= WRITTEN REQUEST =
Quote, verbatim, all material below, without pictures.

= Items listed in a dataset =
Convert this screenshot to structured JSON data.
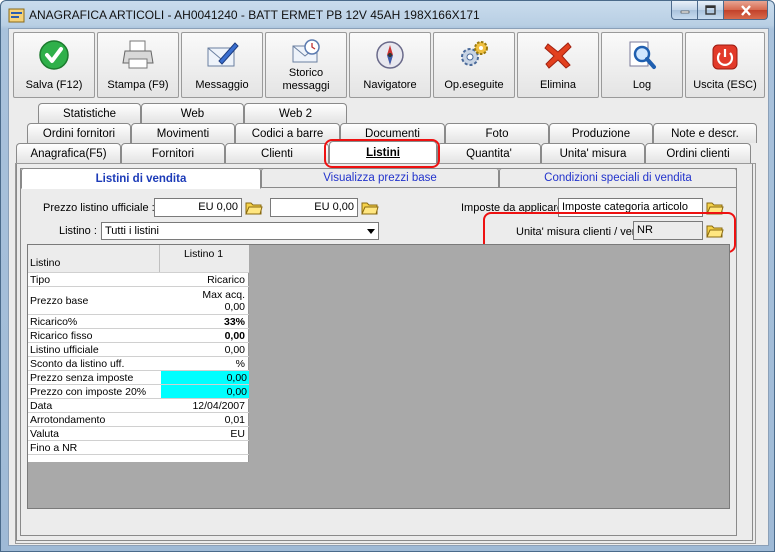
{
  "window": {
    "title": "ANAGRAFICA ARTICOLI - AH0041240 - BATT ERMET PB 12V 45AH 198X166X171"
  },
  "toolbar": {
    "buttons": [
      {
        "label": "Salva (F12)",
        "icon": "check-icon"
      },
      {
        "label": "Stampa (F9)",
        "icon": "printer-icon"
      },
      {
        "label": "Messaggio",
        "icon": "envelope-pen-icon"
      },
      {
        "label": "Storico messaggi",
        "icon": "envelope-history-icon"
      },
      {
        "label": "Navigatore",
        "icon": "compass-icon"
      },
      {
        "label": "Op.eseguite",
        "icon": "gears-icon"
      },
      {
        "label": "Elimina",
        "icon": "red-x-icon"
      },
      {
        "label": "Log",
        "icon": "log-search-icon"
      },
      {
        "label": "Uscita (ESC)",
        "icon": "power-icon"
      }
    ]
  },
  "tabs": {
    "row1": [
      "Statistiche",
      "Web",
      "Web 2"
    ],
    "row2": [
      "Ordini fornitori",
      "Movimenti",
      "Codici a barre",
      "Documenti",
      "Foto",
      "Produzione",
      "Note e descr."
    ],
    "row3": [
      "Anagrafica(F5)",
      "Fornitori",
      "Clienti",
      "Listini",
      "Quantita'",
      "Unita' misura",
      "Ordini clienti"
    ],
    "active": "Listini"
  },
  "subtabs": [
    "Listini di vendita",
    "Visualizza prezzi base",
    "Condizioni speciali di vendita"
  ],
  "form": {
    "prezzo_label": "Prezzo listino ufficiale :",
    "prezzo_value1": "EU 0,00",
    "prezzo_value2": "EU 0,00",
    "listino_label": "Listino :",
    "listino_value": "Tutti i listini",
    "imposte_label": "Imposte da applicare :",
    "imposte_value": "Imposte categoria articolo",
    "um_label": "Unita' misura clienti / vendita :",
    "um_value": "NR"
  },
  "grid": {
    "header_left": "Listino",
    "header_right": "Listino 1",
    "rows": [
      {
        "label": "Tipo",
        "value": "Ricarico"
      },
      {
        "label": "Prezzo base",
        "value": "Max acq.\n0,00"
      },
      {
        "label": "Ricarico%",
        "value": "33%"
      },
      {
        "label": "Ricarico fisso",
        "value": "0,00"
      },
      {
        "label": "Listino ufficiale",
        "value": "0,00"
      },
      {
        "label": "Sconto da listino uff.",
        "value": "%"
      },
      {
        "label": "Prezzo senza imposte",
        "value": "0,00"
      },
      {
        "label": "Prezzo con imposte 20%",
        "value": "0,00"
      },
      {
        "label": "Data",
        "value": "12/04/2007"
      },
      {
        "label": "Arrotondamento",
        "value": "0,01"
      },
      {
        "label": "Valuta",
        "value": "EU"
      },
      {
        "label": "Fino a NR",
        "value": ""
      }
    ]
  },
  "colors": {
    "highlight": "#ee1111",
    "cyan_cell": "#00ffff",
    "subtab_text": "#2233cc"
  }
}
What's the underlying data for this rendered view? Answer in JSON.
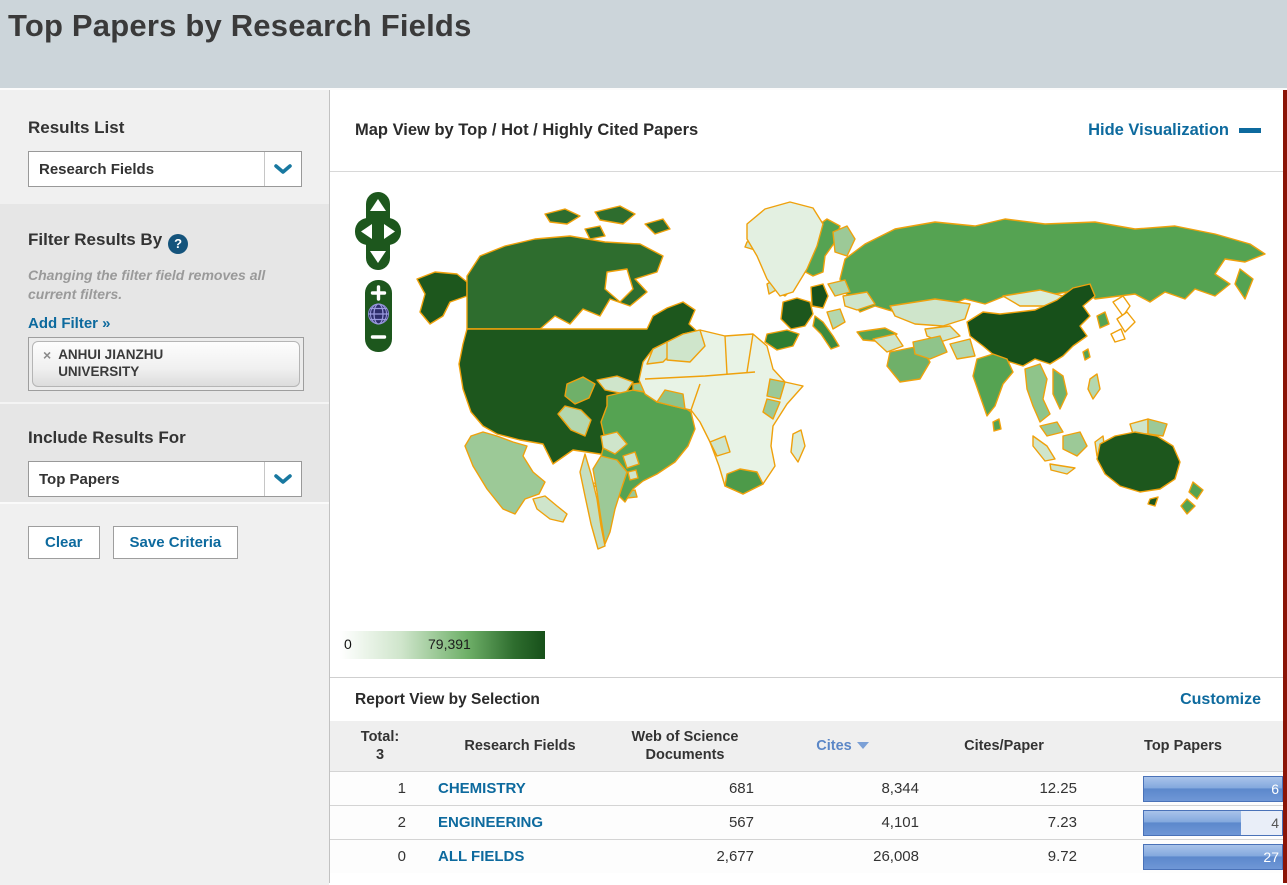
{
  "page": {
    "title": "Top Papers by Research Fields"
  },
  "sidebar": {
    "results_list": {
      "heading": "Results List",
      "dropdown_value": "Research Fields"
    },
    "filter": {
      "heading": "Filter Results By",
      "note": "Changing the filter field removes all current filters.",
      "add_filter_label": "Add Filter »",
      "chip": {
        "remove_glyph": "×",
        "label": "ANHUI JIANZHU UNIVERSITY"
      }
    },
    "include": {
      "heading": "Include Results For",
      "dropdown_value": "Top Papers"
    },
    "actions": {
      "clear_label": "Clear",
      "save_label": "Save Criteria"
    }
  },
  "map_panel": {
    "title": "Map View by Top / Hot / Highly Cited Papers",
    "hide_link_label": "Hide Visualization",
    "legend": {
      "min_label": "0",
      "max_label": "79,391"
    },
    "choropleth": {
      "low_color": "#ffffff",
      "high_color": "#17501a",
      "border_color": "#efa10c",
      "country_shading": {
        "china": "highest",
        "usa": "very-high",
        "australia": "very-high",
        "germany": "very-high",
        "france": "very-high",
        "canada": "high",
        "russia": "medium",
        "brazil": "medium",
        "india": "medium",
        "uk": "medium",
        "mexico": "low-medium",
        "greenland": "very-low",
        "africa_most": "low",
        "japan": "none"
      }
    }
  },
  "report": {
    "title": "Report View by Selection",
    "customize_label": "Customize",
    "header": {
      "total_label": "Total:",
      "total_value": "3",
      "col_field": "Research Fields",
      "col_docs": "Web of Science Documents",
      "col_cites": "Cites",
      "col_cpp": "Cites/Paper",
      "col_top": "Top Papers",
      "sorted_column": "Cites"
    },
    "rows": [
      {
        "rank": "1",
        "field": "CHEMISTRY",
        "docs": "681",
        "cites": "8,344",
        "cpp": "12.25",
        "top": "6",
        "bar_pct": 100
      },
      {
        "rank": "2",
        "field": "ENGINEERING",
        "docs": "567",
        "cites": "4,101",
        "cpp": "7.23",
        "top": "4",
        "bar_pct": 70
      },
      {
        "rank": "0",
        "field": "ALL FIELDS",
        "docs": "2,677",
        "cites": "26,008",
        "cpp": "9.72",
        "top": "27",
        "bar_pct": 100
      }
    ]
  },
  "colors": {
    "header_bg": "#ccd5da",
    "link_teal": "#0d6a9e",
    "sorted_header_blue": "#5b87c7",
    "bar_fill_blue": "#6f97d6",
    "edge_strip_red": "#8a1407"
  }
}
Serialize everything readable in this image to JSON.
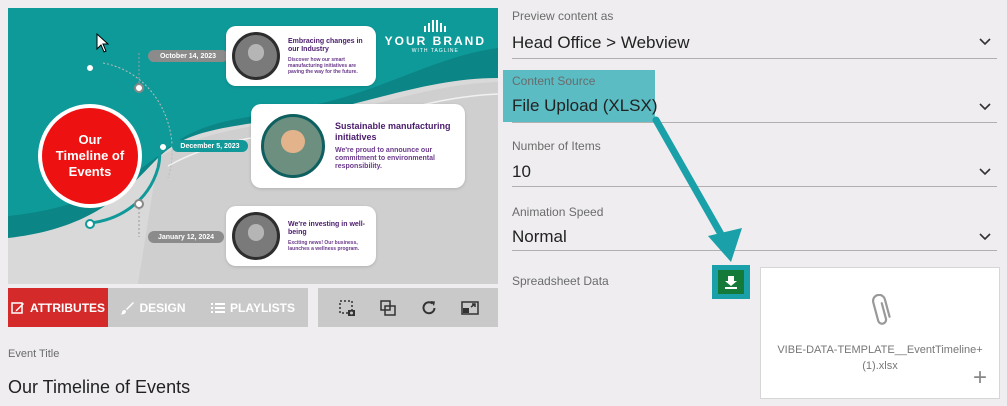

= THE REPLY =
Convert this screenshot to structured JSON data.
{
  "window": {
    "title": "ANAGRAFICA ARTICOLI - AH0041240 - BATT ERMET PB 12V 45AH 198X166X171"
  },
  "toolbar": {
    "buttons": [
      {
        "label": "Salva (F12)",
        "icon": "check-icon"
      },
      {
        "label": "Stampa (F9)",
        "icon": "printer-icon"
      },
      {
        "label": "Messaggio",
        "icon": "envelope-pen-icon"
      },
      {
        "label": "Storico messaggi",
        "icon": "envelope-history-icon"
      },
      {
        "label": "Navigatore",
        "icon": "compass-icon"
      },
      {
        "label": "Op.eseguite",
        "icon": "gears-icon"
      },
      {
        "label": "Elimina",
        "icon": "red-x-icon"
      },
      {
        "label": "Log",
        "icon": "log-search-icon"
      },
      {
        "label": "Uscita (ESC)",
        "icon": "power-icon"
      }
    ]
  },
  "tabs": {
    "row1": [
      "Statistiche",
      "Web",
      "Web 2"
    ],
    "row2": [
      "Ordini fornitori",
      "Movimenti",
      "Codici a barre",
      "Documenti",
      "Foto",
      "Produzione",
      "Note e descr."
    ],
    "row3": [
      "Anagrafica(F5)",
      "Fornitori",
      "Clienti",
      "Listini",
      "Quantita'",
      "Unita' misura",
      "Ordini clienti"
    ],
    "active": "Listini"
  },
  "subtabs": [
    "Listini di vendita",
    "Visualizza prezzi base",
    "Condizioni speciali di vendita"
  ],
  "form": {
    "prezzo_label": "Prezzo listino ufficiale :",
    "prezzo_value1": "EU 0,00",
    "prezzo_value2": "EU 0,00",
    "listino_label": "Listino :",
    "listino_value": "Tutti i listini",
    "imposte_label": "Imposte da applicare :",
    "imposte_value": "Imposte categoria articolo",
    "um_label": "Unita' misura clienti / vendita :",
    "um_value": "NR"
  },
  "grid": {
    "header_left": "Listino",
    "header_right": "Listino 1",
    "rows": [
      {
        "label": "Tipo",
        "value": "Ricarico"
      },
      {
        "label": "Prezzo base",
        "value": "Max acq.\n0,00"
      },
      {
        "label": "Ricarico%",
        "value": "33%"
      },
      {
        "label": "Ricarico fisso",
        "value": "0,00"
      },
      {
        "label": "Listino ufficiale",
        "value": "0,00"
      },
      {
        "label": "Sconto da listino uff.",
        "value": "%"
      },
      {
        "label": "Prezzo senza imposte",
        "value": "0,00"
      },
      {
        "label": "Prezzo con imposte 20%",
        "value": "0,00"
      },
      {
        "label": "Data",
        "value": "12/04/2007"
      },
      {
        "label": "Arrotondamento",
        "value": "0,01"
      },
      {
        "label": "Valuta",
        "value": "EU"
      },
      {
        "label": "Fino a NR",
        "value": ""
      }
    ]
  },
  "colors": {
    "highlight": "#ee1111",
    "cyan_cell": "#00ffff",
    "subtab_text": "#2233cc"
  }
}
What's the underlying data for this rendered view? Answer in JSON.
{
  "page": {
    "title": "Top Papers by Research Fields"
  },
  "sidebar": {
    "results_list": {
      "heading": "Results List",
      "dropdown_value": "Research Fields"
    },
    "filter": {
      "heading": "Filter Results By",
      "note": "Changing the filter field removes all current filters.",
      "add_filter_label": "Add Filter »",
      "chip": {
        "remove_glyph": "×",
        "label": "ANHUI JIANZHU UNIVERSITY"
      }
    },
    "include": {
      "heading": "Include Results For",
      "dropdown_value": "Top Papers"
    },
    "actions": {
      "clear_label": "Clear",
      "save_label": "Save Criteria"
    }
  },
  "map_panel": {
    "title": "Map View by Top / Hot / Highly Cited Papers",
    "hide_link_label": "Hide Visualization",
    "legend": {
      "min_label": "0",
      "max_label": "79,391"
    },
    "choropleth": {
      "low_color": "#ffffff",
      "high_color": "#17501a",
      "border_color": "#efa10c",
      "country_shading": {
        "china": "highest",
        "usa": "very-high",
        "australia": "very-high",
        "germany": "very-high",
        "france": "very-high",
        "canada": "high",
        "russia": "medium",
        "brazil": "medium",
        "india": "medium",
        "uk": "medium",
        "mexico": "low-medium",
        "greenland": "very-low",
        "africa_most": "low",
        "japan": "none"
      }
    }
  },
  "report": {
    "title": "Report View by Selection",
    "customize_label": "Customize",
    "header": {
      "total_label": "Total:",
      "total_value": "3",
      "col_field": "Research Fields",
      "col_docs": "Web of Science Documents",
      "col_cites": "Cites",
      "col_cpp": "Cites/Paper",
      "col_top": "Top Papers",
      "sorted_column": "Cites"
    },
    "rows": [
      {
        "rank": "1",
        "field": "CHEMISTRY",
        "docs": "681",
        "cites": "8,344",
        "cpp": "12.25",
        "top": "6",
        "bar_pct": 100
      },
      {
        "rank": "2",
        "field": "ENGINEERING",
        "docs": "567",
        "cites": "4,101",
        "cpp": "7.23",
        "top": "4",
        "bar_pct": 70
      },
      {
        "rank": "0",
        "field": "ALL FIELDS",
        "docs": "2,677",
        "cites": "26,008",
        "cpp": "9.72",
        "top": "27",
        "bar_pct": 100
      }
    ]
  },
  "colors": {
    "header_bg": "#ccd5da",
    "link_teal": "#0d6a9e",
    "sorted_header_blue": "#5b87c7",
    "bar_fill_blue": "#6f97d6",
    "edge_strip_red": "#8a1407"
  }
}
Serialize everything readable in this image to JSON.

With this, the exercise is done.